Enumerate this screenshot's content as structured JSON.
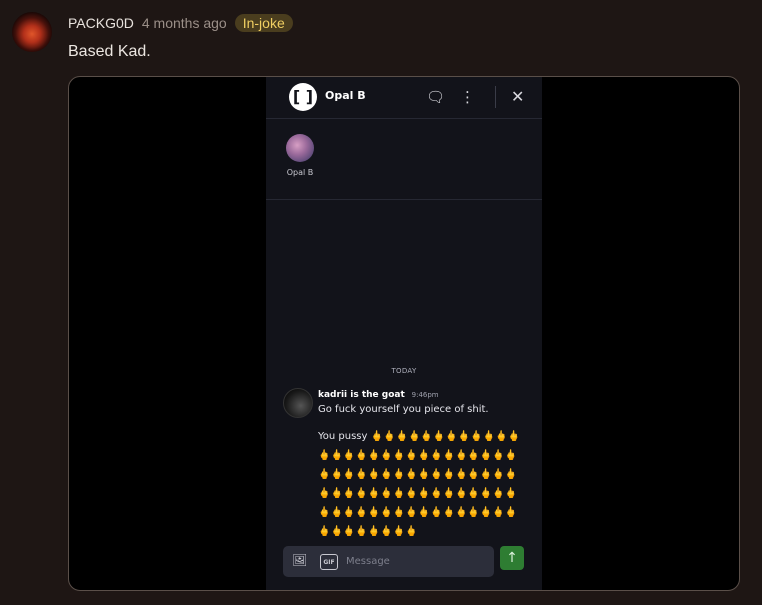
{
  "comment": {
    "username": "PACKG0D",
    "time": "4 months ago",
    "badge": "In-joke",
    "text": "Based Kad."
  },
  "chat": {
    "logo_glyph": "[ ]",
    "title": "Opal B",
    "header_icons": [
      "chat-bubbles-icon",
      "kebab-menu-icon",
      "close-icon"
    ],
    "members": [
      {
        "name": "Opal B"
      }
    ],
    "date_divider": "TODAY",
    "message": {
      "author": "kadrii is the goat",
      "time": "9:46pm",
      "line1": "Go fuck yourself you piece of shit.",
      "line2": "You pussy 🖕🖕🖕🖕🖕🖕🖕🖕🖕🖕🖕🖕🖕🖕🖕🖕🖕🖕🖕🖕🖕🖕🖕🖕🖕🖕🖕🖕🖕🖕🖕🖕🖕🖕🖕🖕🖕🖕🖕🖕🖕🖕🖕🖕🖕🖕🖕🖕🖕🖕🖕🖕🖕🖕🖕🖕🖕🖕🖕🖕🖕🖕🖕🖕🖕🖕🖕🖕🖕🖕🖕🖕🖕🖕🖕🖕🖕🖕🖕🖕🖕🖕🖕🖕"
    },
    "composer": {
      "placeholder": "Message",
      "gif_label": "GIF"
    }
  }
}
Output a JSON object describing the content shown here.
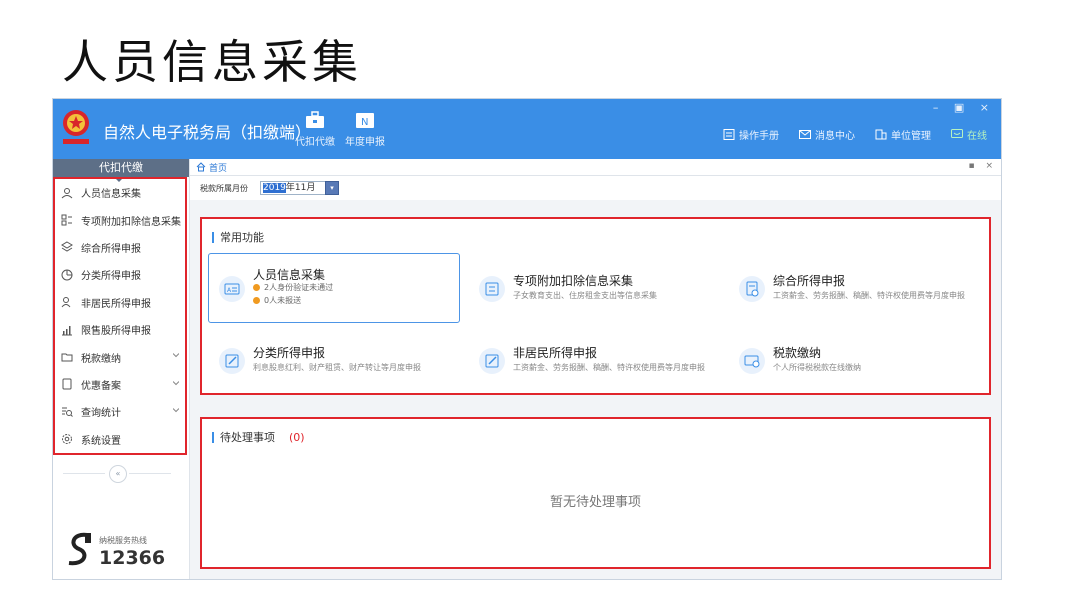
{
  "slide_title": "人员信息采集",
  "app": {
    "title": "自然人电子税务局（扣缴端）",
    "window_controls": "– ▣ ×",
    "toolbar": [
      {
        "label": "代扣代缴",
        "icon": "briefcase-icon"
      },
      {
        "label": "年度申报",
        "icon": "annual-report-icon"
      }
    ],
    "top_links": [
      {
        "label": "操作手册",
        "icon": "manual-icon"
      },
      {
        "label": "消息中心",
        "icon": "mail-icon"
      },
      {
        "label": "单位管理",
        "icon": "org-icon"
      },
      {
        "label": "在线",
        "icon": "online-icon"
      }
    ]
  },
  "sidebar": {
    "header": "代扣代缴",
    "items": [
      {
        "label": "人员信息采集",
        "icon": "person-icon",
        "expandable": false
      },
      {
        "label": "专项附加扣除信息采集",
        "icon": "list-icon",
        "expandable": false
      },
      {
        "label": "综合所得申报",
        "icon": "layers-icon",
        "expandable": false
      },
      {
        "label": "分类所得申报",
        "icon": "pie-icon",
        "expandable": false
      },
      {
        "label": "非居民所得申报",
        "icon": "person-outline-icon",
        "expandable": false
      },
      {
        "label": "限售股所得申报",
        "icon": "bar-chart-icon",
        "expandable": false
      },
      {
        "label": "税款缴纳",
        "icon": "folder-icon",
        "expandable": true
      },
      {
        "label": "优惠备案",
        "icon": "document-icon",
        "expandable": true
      },
      {
        "label": "查询统计",
        "icon": "query-icon",
        "expandable": true
      },
      {
        "label": "系统设置",
        "icon": "gear-icon",
        "expandable": false
      }
    ],
    "collapse": "«",
    "hotline_label": "纳税服务热线",
    "hotline_number": "12366"
  },
  "main": {
    "tab": "首页",
    "tab_controls": "▪ ×",
    "period_label": "税款所属月份",
    "period_year": "2019",
    "period_month": "年11月",
    "common_title": "常用功能",
    "cards": [
      {
        "title": "人员信息采集",
        "lines": [
          "2人身份验证未通过",
          "0人未报送"
        ],
        "icon": "id-card-icon"
      },
      {
        "title": "专项附加扣除信息采集",
        "desc": "子女教育支出、住房租金支出等信息采集",
        "icon": "deduction-icon"
      },
      {
        "title": "综合所得申报",
        "desc": "工资薪金、劳务报酬、稿酬、特许权使用费等月度申报",
        "icon": "report-icon"
      },
      {
        "title": "分类所得申报",
        "desc": "利息股息红利、财产租赁、财产转让等月度申报",
        "icon": "edit-icon"
      },
      {
        "title": "非居民所得申报",
        "desc": "工资薪金、劳务报酬、稿酬、特许权使用费等月度申报",
        "icon": "edit-icon"
      },
      {
        "title": "税款缴纳",
        "desc": "个人所得税税款在线缴纳",
        "icon": "payment-icon"
      }
    ],
    "pending_title": "待处理事项",
    "pending_count": "(0)",
    "pending_empty": "暂无待处理事项"
  }
}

Set exercise:
Leave out the pictures, and give all the records again exactly.

Task result:
Enumerate this screenshot's content as structured JSON.
{
  "comment": {
    "username": "PACKG0D",
    "time": "4 months ago",
    "badge": "In-joke",
    "text": "Based Kad."
  },
  "chat": {
    "logo_glyph": "[ ]",
    "title": "Opal B",
    "header_icons": [
      "chat-bubbles-icon",
      "kebab-menu-icon",
      "close-icon"
    ],
    "members": [
      {
        "name": "Opal B"
      }
    ],
    "date_divider": "TODAY",
    "message": {
      "author": "kadrii is the goat",
      "time": "9:46pm",
      "line1": "Go fuck yourself you piece of shit.",
      "line2": "You pussy 🖕🖕🖕🖕🖕🖕🖕🖕🖕🖕🖕🖕🖕🖕🖕🖕🖕🖕🖕🖕🖕🖕🖕🖕🖕🖕🖕🖕🖕🖕🖕🖕🖕🖕🖕🖕🖕🖕🖕🖕🖕🖕🖕🖕🖕🖕🖕🖕🖕🖕🖕🖕🖕🖕🖕🖕🖕🖕🖕🖕🖕🖕🖕🖕🖕🖕🖕🖕🖕🖕🖕🖕🖕🖕🖕🖕🖕🖕🖕🖕🖕🖕🖕🖕"
    },
    "composer": {
      "placeholder": "Message",
      "gif_label": "GIF"
    }
  }
}
Output a JSON object describing the content shown here.
{
  "slide_title": "人员信息采集",
  "app": {
    "title": "自然人电子税务局（扣缴端）",
    "window_controls": "– ▣ ×",
    "toolbar": [
      {
        "label": "代扣代缴",
        "icon": "briefcase-icon"
      },
      {
        "label": "年度申报",
        "icon": "annual-report-icon"
      }
    ],
    "top_links": [
      {
        "label": "操作手册",
        "icon": "manual-icon"
      },
      {
        "label": "消息中心",
        "icon": "mail-icon"
      },
      {
        "label": "单位管理",
        "icon": "org-icon"
      },
      {
        "label": "在线",
        "icon": "online-icon"
      }
    ]
  },
  "sidebar": {
    "header": "代扣代缴",
    "items": [
      {
        "label": "人员信息采集",
        "icon": "person-icon",
        "expandable": false
      },
      {
        "label": "专项附加扣除信息采集",
        "icon": "list-icon",
        "expandable": false
      },
      {
        "label": "综合所得申报",
        "icon": "layers-icon",
        "expandable": false
      },
      {
        "label": "分类所得申报",
        "icon": "pie-icon",
        "expandable": false
      },
      {
        "label": "非居民所得申报",
        "icon": "person-outline-icon",
        "expandable": false
      },
      {
        "label": "限售股所得申报",
        "icon": "bar-chart-icon",
        "expandable": false
      },
      {
        "label": "税款缴纳",
        "icon": "folder-icon",
        "expandable": true
      },
      {
        "label": "优惠备案",
        "icon": "document-icon",
        "expandable": true
      },
      {
        "label": "查询统计",
        "icon": "query-icon",
        "expandable": true
      },
      {
        "label": "系统设置",
        "icon": "gear-icon",
        "expandable": false
      }
    ],
    "collapse": "«",
    "hotline_label": "纳税服务热线",
    "hotline_number": "12366"
  },
  "main": {
    "tab": "首页",
    "tab_controls": "▪ ×",
    "period_label": "税款所属月份",
    "period_year": "2019",
    "period_month": "年11月",
    "common_title": "常用功能",
    "cards": [
      {
        "title": "人员信息采集",
        "lines": [
          "2人身份验证未通过",
          "0人未报送"
        ],
        "icon": "id-card-icon"
      },
      {
        "title": "专项附加扣除信息采集",
        "desc": "子女教育支出、住房租金支出等信息采集",
        "icon": "deduction-icon"
      },
      {
        "title": "综合所得申报",
        "desc": "工资薪金、劳务报酬、稿酬、特许权使用费等月度申报",
        "icon": "report-icon"
      },
      {
        "title": "分类所得申报",
        "desc": "利息股息红利、财产租赁、财产转让等月度申报",
        "icon": "edit-icon"
      },
      {
        "title": "非居民所得申报",
        "desc": "工资薪金、劳务报酬、稿酬、特许权使用费等月度申报",
        "icon": "edit-icon"
      },
      {
        "title": "税款缴纳",
        "desc": "个人所得税税款在线缴纳",
        "icon": "payment-icon"
      }
    ],
    "pending_title": "待处理事项",
    "pending_count": "(0)",
    "pending_empty": "暂无待处理事项"
  }
}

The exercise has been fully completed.